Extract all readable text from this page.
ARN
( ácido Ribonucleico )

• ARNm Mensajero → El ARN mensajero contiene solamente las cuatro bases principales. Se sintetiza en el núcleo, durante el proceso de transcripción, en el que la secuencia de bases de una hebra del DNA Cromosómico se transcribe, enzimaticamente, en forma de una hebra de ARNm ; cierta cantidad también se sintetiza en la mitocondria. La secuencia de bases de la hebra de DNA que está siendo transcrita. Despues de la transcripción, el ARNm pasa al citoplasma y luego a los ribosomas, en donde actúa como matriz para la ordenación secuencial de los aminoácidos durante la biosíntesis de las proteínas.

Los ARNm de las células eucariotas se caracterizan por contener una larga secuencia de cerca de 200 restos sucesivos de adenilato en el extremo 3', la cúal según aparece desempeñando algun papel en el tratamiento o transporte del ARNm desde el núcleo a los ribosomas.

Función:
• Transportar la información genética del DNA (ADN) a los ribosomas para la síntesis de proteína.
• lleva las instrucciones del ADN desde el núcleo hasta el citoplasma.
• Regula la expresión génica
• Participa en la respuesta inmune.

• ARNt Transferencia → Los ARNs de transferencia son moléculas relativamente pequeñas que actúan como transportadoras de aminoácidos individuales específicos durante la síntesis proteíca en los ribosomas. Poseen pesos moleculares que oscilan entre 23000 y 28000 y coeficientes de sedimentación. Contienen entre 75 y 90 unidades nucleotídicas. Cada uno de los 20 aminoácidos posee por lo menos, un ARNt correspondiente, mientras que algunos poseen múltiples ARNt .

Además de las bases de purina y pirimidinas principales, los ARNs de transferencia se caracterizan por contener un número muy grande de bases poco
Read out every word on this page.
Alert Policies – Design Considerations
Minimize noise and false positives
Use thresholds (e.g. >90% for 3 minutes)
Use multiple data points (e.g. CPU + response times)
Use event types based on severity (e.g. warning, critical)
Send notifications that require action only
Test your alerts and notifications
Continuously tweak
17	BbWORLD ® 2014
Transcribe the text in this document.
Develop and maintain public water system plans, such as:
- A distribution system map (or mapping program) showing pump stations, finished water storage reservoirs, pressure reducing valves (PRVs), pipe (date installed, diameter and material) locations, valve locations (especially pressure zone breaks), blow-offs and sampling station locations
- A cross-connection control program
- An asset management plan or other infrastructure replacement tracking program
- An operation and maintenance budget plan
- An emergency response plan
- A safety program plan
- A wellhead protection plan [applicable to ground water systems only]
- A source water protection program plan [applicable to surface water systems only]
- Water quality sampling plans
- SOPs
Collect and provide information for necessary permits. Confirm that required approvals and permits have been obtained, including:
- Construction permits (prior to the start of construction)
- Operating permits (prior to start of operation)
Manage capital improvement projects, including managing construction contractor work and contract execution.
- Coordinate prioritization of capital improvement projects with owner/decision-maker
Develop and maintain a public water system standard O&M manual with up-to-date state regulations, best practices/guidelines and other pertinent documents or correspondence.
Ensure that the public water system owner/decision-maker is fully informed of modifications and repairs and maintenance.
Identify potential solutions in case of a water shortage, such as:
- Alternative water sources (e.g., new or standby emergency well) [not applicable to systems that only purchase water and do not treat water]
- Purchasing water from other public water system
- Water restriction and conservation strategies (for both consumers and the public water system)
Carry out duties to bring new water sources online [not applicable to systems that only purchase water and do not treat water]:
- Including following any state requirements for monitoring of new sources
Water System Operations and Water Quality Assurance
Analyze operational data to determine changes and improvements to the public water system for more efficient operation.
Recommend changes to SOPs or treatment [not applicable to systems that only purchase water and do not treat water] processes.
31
········
--- TASK GOAL ---
Identify every line above with the string "page" in it. Copy those lines.

--- SOLUTION TO THIS EXERCISE ---
Extract all readable text from this page.
Read out every word on this page.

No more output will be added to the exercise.